=== PROBLEM DETAILS ===
Extract all lines containing "xlabel".
----- AVAILABLE DATA -----
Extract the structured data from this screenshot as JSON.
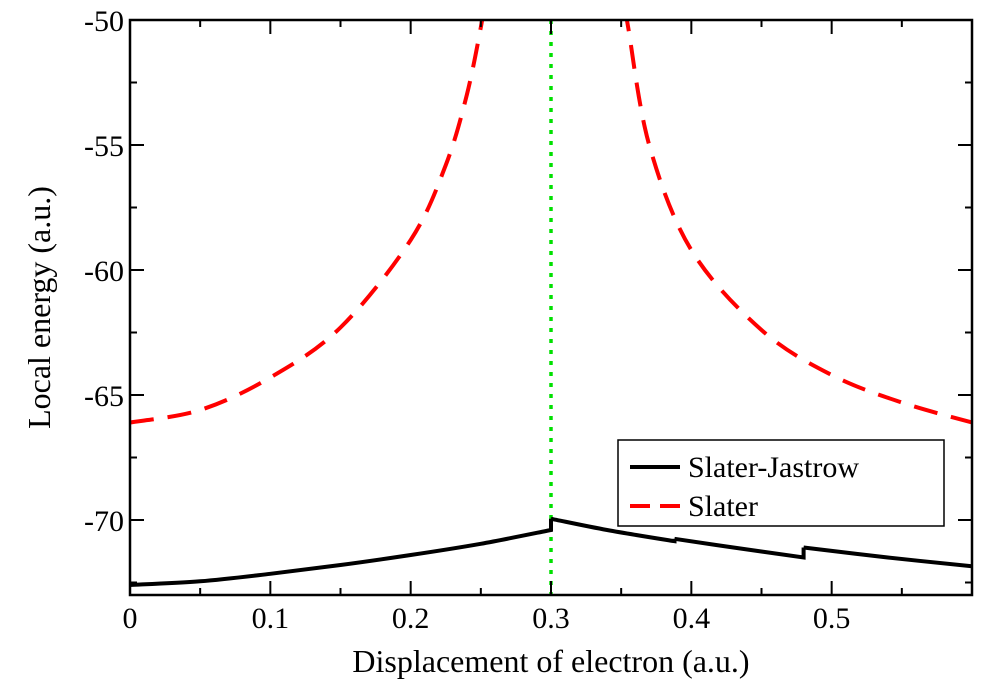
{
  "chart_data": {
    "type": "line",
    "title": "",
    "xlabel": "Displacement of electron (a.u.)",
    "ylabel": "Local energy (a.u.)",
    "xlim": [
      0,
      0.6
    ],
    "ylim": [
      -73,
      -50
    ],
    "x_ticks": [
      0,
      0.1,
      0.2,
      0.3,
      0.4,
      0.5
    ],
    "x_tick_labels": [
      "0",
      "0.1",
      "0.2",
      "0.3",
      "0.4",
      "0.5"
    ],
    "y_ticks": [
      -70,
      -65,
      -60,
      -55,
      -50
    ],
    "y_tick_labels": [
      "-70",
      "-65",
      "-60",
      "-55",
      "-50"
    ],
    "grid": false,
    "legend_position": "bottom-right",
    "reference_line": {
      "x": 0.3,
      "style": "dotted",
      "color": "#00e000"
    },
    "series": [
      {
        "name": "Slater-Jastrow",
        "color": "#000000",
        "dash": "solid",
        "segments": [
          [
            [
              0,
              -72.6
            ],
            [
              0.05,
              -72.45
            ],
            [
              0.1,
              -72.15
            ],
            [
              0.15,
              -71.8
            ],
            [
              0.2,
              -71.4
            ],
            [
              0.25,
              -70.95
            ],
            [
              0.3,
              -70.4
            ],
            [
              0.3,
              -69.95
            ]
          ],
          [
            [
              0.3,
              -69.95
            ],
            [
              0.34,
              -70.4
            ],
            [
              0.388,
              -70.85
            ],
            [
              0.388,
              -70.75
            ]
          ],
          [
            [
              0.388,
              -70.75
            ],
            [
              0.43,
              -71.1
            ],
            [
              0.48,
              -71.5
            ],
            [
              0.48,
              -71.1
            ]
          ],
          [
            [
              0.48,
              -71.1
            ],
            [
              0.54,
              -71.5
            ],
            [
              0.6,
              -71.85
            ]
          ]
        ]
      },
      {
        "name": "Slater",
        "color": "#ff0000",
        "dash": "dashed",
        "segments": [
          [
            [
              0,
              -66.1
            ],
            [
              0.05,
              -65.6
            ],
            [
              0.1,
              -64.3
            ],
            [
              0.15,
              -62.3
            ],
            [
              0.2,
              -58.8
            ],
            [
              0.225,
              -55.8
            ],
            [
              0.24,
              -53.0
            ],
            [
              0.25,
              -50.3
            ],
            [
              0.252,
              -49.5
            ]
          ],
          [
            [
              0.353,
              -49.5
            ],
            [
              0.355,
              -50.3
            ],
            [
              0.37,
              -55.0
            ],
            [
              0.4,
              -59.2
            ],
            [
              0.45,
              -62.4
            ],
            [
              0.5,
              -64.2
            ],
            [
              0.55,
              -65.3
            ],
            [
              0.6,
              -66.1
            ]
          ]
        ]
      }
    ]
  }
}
-----
----- AVAILABLE DATA -----
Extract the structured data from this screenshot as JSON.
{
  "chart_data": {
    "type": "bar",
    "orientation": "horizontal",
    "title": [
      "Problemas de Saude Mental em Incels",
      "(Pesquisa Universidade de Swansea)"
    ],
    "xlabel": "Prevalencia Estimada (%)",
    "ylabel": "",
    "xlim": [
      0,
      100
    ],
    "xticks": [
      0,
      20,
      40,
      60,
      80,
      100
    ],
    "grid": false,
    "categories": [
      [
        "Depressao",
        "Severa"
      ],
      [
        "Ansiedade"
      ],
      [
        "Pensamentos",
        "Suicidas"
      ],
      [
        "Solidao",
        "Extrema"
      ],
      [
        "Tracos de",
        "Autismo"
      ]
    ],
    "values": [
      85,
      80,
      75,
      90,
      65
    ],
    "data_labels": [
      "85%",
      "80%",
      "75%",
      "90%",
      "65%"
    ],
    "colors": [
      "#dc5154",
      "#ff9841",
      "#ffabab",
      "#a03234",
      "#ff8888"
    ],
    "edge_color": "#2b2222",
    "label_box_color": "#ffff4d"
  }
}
-----
=== THE OUTPUT ===
    "xlabel": "Displacement of electron (a.u.)",
    "xlabel": "Prevalencia Estimada (%)",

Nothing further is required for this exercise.